start GIVEN RECORDS

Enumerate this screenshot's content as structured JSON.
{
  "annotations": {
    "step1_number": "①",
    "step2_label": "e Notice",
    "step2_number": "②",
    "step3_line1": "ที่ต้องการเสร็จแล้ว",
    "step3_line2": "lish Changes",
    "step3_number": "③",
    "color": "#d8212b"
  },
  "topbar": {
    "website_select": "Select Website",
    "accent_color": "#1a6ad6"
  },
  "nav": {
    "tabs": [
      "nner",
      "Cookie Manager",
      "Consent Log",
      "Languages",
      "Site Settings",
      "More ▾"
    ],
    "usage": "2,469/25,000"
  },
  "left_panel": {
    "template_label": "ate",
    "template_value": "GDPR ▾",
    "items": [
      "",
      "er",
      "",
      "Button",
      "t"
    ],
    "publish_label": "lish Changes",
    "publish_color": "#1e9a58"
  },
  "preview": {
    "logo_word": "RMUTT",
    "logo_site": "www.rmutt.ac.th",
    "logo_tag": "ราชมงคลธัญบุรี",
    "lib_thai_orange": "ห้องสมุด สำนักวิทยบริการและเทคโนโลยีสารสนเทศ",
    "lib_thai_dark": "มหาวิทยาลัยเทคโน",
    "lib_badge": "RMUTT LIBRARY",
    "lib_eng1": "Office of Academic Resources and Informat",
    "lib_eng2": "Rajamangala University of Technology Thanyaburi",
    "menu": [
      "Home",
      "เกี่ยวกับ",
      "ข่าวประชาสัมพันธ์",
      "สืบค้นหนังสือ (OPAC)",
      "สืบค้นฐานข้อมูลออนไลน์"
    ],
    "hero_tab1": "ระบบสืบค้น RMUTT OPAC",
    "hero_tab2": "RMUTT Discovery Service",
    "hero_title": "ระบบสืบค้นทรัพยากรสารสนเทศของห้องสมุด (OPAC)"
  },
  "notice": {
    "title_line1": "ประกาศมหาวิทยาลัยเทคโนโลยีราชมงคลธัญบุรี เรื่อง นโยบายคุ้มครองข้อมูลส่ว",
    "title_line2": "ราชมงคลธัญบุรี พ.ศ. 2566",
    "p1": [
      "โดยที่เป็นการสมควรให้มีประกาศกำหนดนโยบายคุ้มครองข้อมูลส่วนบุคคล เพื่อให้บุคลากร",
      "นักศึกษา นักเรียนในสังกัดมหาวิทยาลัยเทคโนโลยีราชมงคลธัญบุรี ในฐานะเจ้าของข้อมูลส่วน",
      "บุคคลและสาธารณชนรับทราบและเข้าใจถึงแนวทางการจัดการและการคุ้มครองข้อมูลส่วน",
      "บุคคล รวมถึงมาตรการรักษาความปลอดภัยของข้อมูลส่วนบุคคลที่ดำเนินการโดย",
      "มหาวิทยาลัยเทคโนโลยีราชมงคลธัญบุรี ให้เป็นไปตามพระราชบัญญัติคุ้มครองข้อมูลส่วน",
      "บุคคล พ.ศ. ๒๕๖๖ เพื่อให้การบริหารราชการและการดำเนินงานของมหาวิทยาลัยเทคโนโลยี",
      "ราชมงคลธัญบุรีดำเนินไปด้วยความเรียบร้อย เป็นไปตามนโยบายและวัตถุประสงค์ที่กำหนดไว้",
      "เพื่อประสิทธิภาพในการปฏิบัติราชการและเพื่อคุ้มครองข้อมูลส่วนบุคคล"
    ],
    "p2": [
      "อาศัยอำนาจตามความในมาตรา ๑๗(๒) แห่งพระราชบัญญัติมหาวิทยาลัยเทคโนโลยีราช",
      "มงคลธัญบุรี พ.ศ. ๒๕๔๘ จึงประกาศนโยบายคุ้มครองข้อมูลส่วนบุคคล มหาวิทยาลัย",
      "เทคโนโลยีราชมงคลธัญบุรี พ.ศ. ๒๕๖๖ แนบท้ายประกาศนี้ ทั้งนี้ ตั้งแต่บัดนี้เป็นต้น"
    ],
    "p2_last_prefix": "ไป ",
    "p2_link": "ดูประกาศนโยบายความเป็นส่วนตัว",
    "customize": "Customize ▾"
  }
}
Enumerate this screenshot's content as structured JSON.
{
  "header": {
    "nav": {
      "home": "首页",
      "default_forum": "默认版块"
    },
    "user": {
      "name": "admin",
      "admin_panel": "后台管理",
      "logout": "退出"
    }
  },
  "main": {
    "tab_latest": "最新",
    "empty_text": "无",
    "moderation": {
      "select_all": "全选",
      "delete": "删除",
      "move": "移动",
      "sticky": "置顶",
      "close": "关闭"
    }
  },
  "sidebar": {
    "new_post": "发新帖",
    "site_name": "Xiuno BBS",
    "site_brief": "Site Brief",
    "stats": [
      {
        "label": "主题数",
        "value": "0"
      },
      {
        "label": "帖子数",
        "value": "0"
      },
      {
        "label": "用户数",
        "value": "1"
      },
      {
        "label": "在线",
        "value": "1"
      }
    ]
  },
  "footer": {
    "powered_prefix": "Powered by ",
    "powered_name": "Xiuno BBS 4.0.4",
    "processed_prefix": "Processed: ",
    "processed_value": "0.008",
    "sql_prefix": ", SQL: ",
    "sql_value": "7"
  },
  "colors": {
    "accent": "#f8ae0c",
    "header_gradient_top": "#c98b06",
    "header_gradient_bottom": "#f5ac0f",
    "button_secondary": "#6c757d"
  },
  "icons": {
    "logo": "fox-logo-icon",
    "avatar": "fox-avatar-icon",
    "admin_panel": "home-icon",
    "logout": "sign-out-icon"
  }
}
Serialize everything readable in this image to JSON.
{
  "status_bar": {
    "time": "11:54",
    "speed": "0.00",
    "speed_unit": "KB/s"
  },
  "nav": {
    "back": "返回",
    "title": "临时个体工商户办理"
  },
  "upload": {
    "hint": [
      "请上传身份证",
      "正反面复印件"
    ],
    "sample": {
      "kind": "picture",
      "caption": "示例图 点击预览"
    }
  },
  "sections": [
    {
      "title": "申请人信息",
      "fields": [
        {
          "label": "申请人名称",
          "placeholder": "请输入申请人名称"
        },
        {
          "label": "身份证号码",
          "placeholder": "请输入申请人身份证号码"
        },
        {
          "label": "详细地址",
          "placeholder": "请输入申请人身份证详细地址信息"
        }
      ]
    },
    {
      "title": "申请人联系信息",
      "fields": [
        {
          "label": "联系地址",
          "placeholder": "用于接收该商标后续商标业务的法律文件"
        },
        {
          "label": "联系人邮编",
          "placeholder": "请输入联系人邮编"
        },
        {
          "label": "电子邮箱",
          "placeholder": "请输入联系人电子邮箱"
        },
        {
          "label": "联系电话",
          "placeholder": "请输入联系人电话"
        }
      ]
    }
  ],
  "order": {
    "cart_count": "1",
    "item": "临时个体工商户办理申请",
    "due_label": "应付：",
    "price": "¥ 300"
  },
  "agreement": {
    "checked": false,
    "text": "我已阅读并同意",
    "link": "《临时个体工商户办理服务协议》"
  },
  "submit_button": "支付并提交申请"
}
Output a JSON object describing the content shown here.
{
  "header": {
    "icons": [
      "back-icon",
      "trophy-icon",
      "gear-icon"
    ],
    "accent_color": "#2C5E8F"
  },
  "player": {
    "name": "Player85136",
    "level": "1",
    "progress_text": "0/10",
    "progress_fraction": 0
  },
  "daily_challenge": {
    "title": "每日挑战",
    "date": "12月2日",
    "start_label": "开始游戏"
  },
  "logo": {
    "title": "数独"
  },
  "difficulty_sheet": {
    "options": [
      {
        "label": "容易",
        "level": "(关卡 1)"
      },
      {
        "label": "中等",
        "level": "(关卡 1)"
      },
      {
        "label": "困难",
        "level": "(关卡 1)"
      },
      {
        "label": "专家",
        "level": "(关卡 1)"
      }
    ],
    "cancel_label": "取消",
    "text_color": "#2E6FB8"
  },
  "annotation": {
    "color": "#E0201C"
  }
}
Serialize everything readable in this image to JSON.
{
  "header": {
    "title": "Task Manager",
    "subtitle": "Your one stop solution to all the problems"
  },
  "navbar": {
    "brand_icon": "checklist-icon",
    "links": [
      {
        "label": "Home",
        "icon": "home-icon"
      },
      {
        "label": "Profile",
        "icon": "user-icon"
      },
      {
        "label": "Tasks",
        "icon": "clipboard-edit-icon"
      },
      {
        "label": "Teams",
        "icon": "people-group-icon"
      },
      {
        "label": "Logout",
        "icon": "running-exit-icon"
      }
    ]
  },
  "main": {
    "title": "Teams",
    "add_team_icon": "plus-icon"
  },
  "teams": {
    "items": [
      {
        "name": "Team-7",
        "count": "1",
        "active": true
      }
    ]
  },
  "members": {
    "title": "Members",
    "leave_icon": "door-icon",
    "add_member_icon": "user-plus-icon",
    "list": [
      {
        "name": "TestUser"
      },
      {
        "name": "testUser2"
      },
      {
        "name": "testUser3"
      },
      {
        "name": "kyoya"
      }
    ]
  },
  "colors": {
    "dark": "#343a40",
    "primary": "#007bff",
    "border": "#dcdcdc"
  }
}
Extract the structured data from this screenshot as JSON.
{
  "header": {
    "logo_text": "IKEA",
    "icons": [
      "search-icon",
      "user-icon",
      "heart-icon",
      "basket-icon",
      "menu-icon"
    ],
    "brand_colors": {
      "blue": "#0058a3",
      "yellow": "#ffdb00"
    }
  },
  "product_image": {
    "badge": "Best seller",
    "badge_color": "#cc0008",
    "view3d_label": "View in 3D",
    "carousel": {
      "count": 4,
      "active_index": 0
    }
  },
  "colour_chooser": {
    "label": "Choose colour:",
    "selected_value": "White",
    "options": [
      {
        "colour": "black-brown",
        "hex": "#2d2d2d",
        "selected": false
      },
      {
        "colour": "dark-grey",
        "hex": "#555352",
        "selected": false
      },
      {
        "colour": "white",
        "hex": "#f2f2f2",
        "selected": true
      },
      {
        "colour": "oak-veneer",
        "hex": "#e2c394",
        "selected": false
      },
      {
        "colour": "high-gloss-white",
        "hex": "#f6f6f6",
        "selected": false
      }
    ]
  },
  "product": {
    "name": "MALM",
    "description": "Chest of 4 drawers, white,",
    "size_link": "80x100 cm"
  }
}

end GIVEN RECORDS

> [TASK DESCRIPTION] State how many lines hold the word "OPAC". The number is the whole answer.

> [COMPLETE RESPONSE] 3